Go through the entries below, tally each line with the string "data", and give the final number by itself.

* * * * * * * * *

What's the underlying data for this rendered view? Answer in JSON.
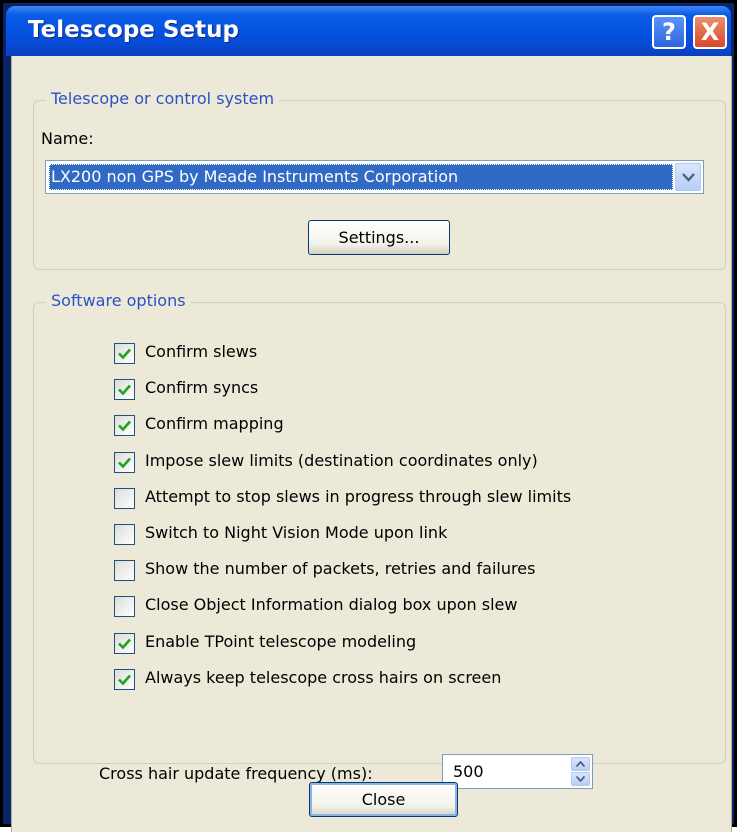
{
  "window": {
    "title": "Telescope Setup",
    "help_button": "?",
    "close_button": "X"
  },
  "telescope_group": {
    "legend": "Telescope or control system",
    "name_label": "Name:",
    "name_value": "LX200 non GPS by Meade Instruments Corporation",
    "settings_button": "Settings..."
  },
  "software_group": {
    "legend": "Software options",
    "options": [
      {
        "label": "Confirm slews",
        "checked": true
      },
      {
        "label": "Confirm syncs",
        "checked": true
      },
      {
        "label": "Confirm mapping",
        "checked": true
      },
      {
        "label": "Impose slew limits (destination coordinates only)",
        "checked": true
      },
      {
        "label": "Attempt to stop slews in progress through slew limits",
        "checked": false
      },
      {
        "label": "Switch to Night Vision Mode upon link",
        "checked": false
      },
      {
        "label": "Show the number of packets, retries and failures",
        "checked": false
      },
      {
        "label": "Close Object Information dialog box upon slew",
        "checked": false
      },
      {
        "label": "Enable TPoint telescope modeling",
        "checked": true
      },
      {
        "label": "Always keep telescope cross hairs on screen",
        "checked": true
      }
    ],
    "frequency_label": "Cross hair update frequency (ms):",
    "frequency_value": "500"
  },
  "footer": {
    "close_button": "Close"
  },
  "colors": {
    "title_bar": "#0651e0",
    "dialog_face": "#ece9d8",
    "legend_text": "#2a52c8",
    "selection": "#316ac5",
    "check_mark": "#21a121"
  }
}
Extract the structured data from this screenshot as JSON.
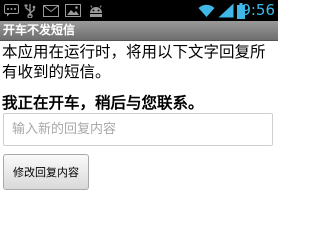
{
  "status_bar": {
    "time": "9:56",
    "icons": [
      "sms-icon",
      "usb-icon",
      "mail-icon",
      "photo-icon",
      "android-icon",
      "wifi-icon",
      "signal-icon",
      "battery-icon"
    ]
  },
  "app": {
    "title": "开车不发短信"
  },
  "main": {
    "description": "本应用在运行时，将用以下文字回复所有收到的短信。",
    "current_reply": "我正在开车，稍后与您联系。",
    "input_placeholder": "输入新的回复内容",
    "input_value": "",
    "modify_button_label": "修改回复内容"
  }
}
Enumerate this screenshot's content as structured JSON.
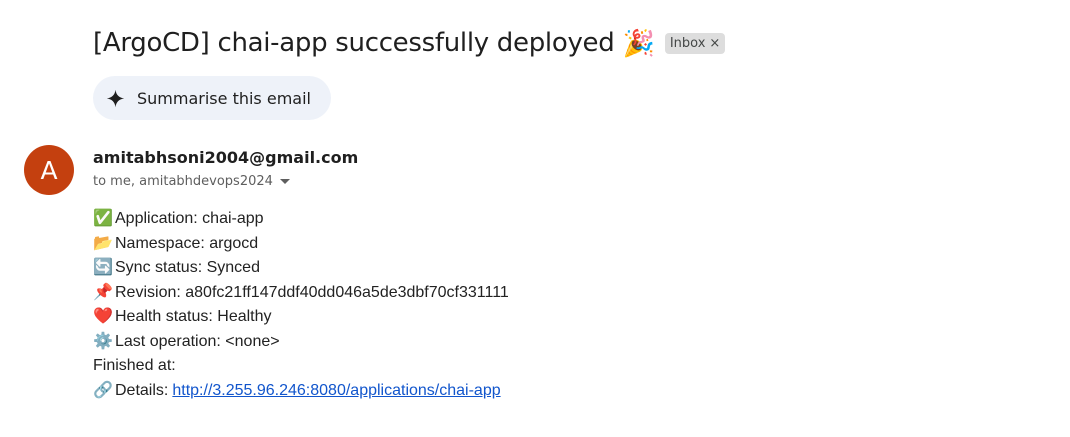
{
  "email": {
    "subject": "[ArgoCD] chai-app successfully deployed",
    "subject_emoji": "🎉",
    "label": "Inbox",
    "label_remove": "×",
    "summarise_label": "Summarise this email",
    "avatar_letter": "A",
    "sender": "amitabhsoni2004@gmail.com",
    "recipients": "to me, amitabhdevops2024"
  },
  "body": {
    "lines": [
      {
        "emoji": "✅",
        "text": "Application: chai-app"
      },
      {
        "emoji": "📂",
        "text": "Namespace: argocd"
      },
      {
        "emoji": "🔄",
        "text": "Sync status: Synced"
      },
      {
        "emoji": "📌",
        "text": "Revision: a80fc21ff147ddf40dd046a5de3dbf70cf331111"
      },
      {
        "emoji": "❤️",
        "text": "Health status: Healthy"
      },
      {
        "emoji": "⚙️",
        "text": "Last operation: <none>"
      },
      {
        "emoji": "",
        "text": "Finished at:"
      }
    ],
    "details_emoji": "🔗",
    "details_label": "Details:",
    "details_link": "http://3.255.96.246:8080/applications/chai-app"
  },
  "colors": {
    "avatar_bg": "#c4400f",
    "summarise_bg": "#eef2f9",
    "link": "#1155cc",
    "chip_bg": "#dddddd"
  }
}
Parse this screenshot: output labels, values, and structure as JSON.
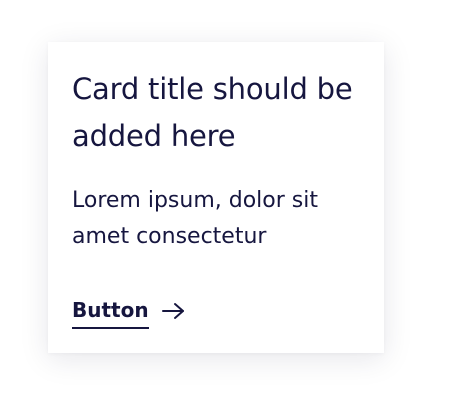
{
  "card": {
    "title": "Card title should be added here",
    "body": "Lorem ipsum, dolor sit amet consectetur",
    "button_label": "Button",
    "button_icon": "arrow-right-icon"
  },
  "colors": {
    "text": "#16163f",
    "background": "#ffffff"
  }
}
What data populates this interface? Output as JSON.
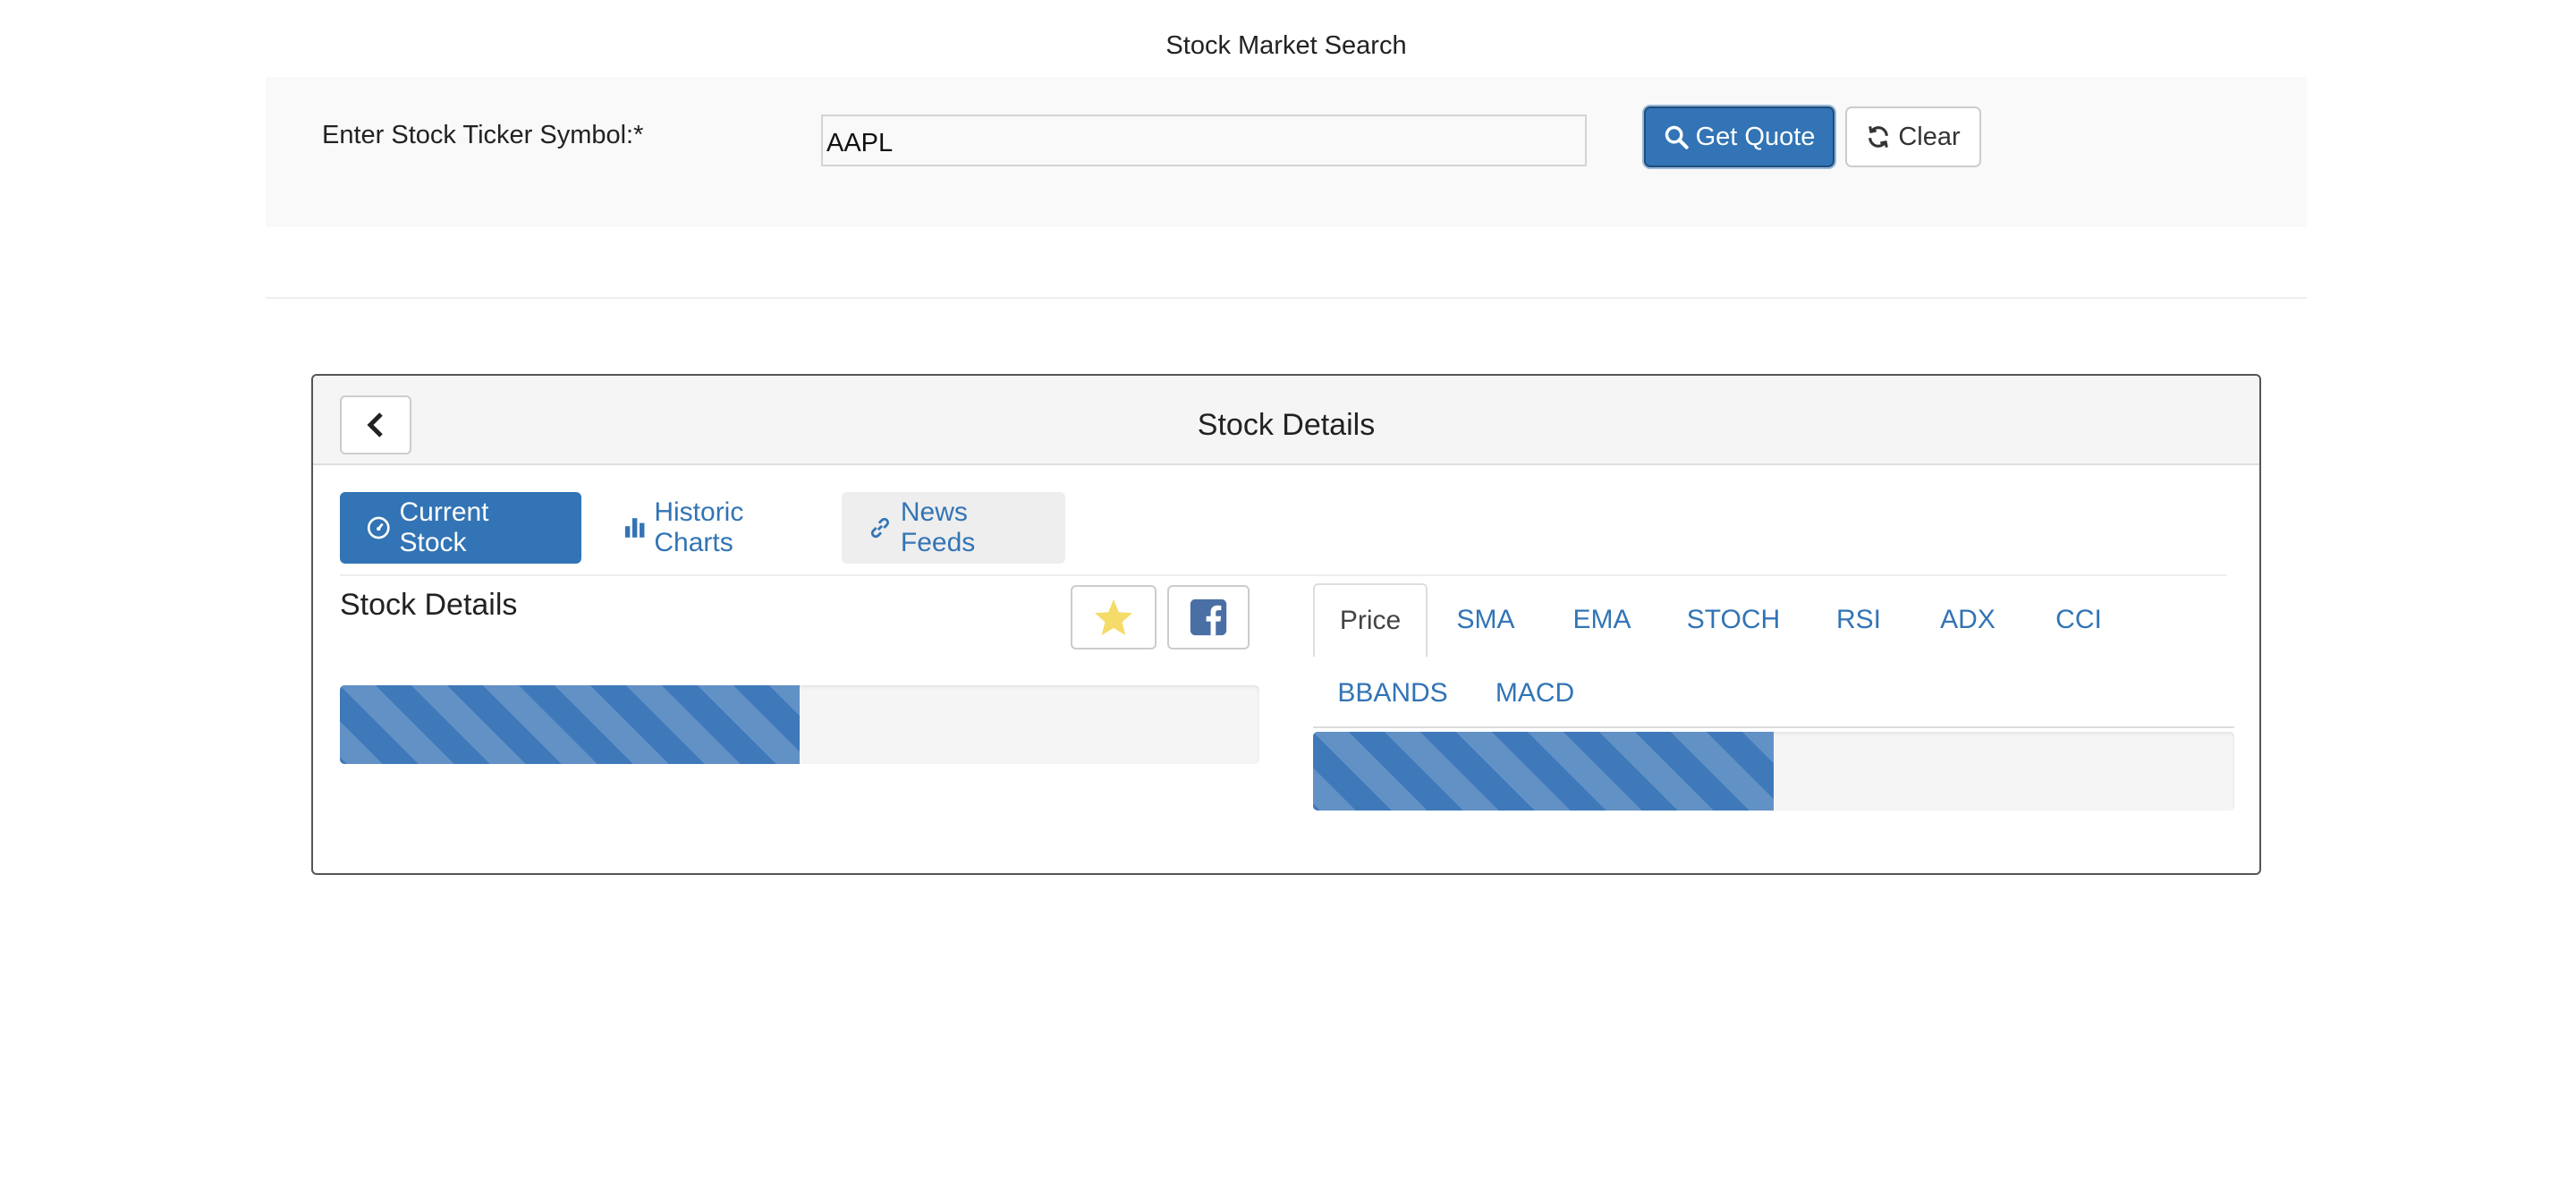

* * * * * * * * *

▶ [ANSWER BELOW]:
3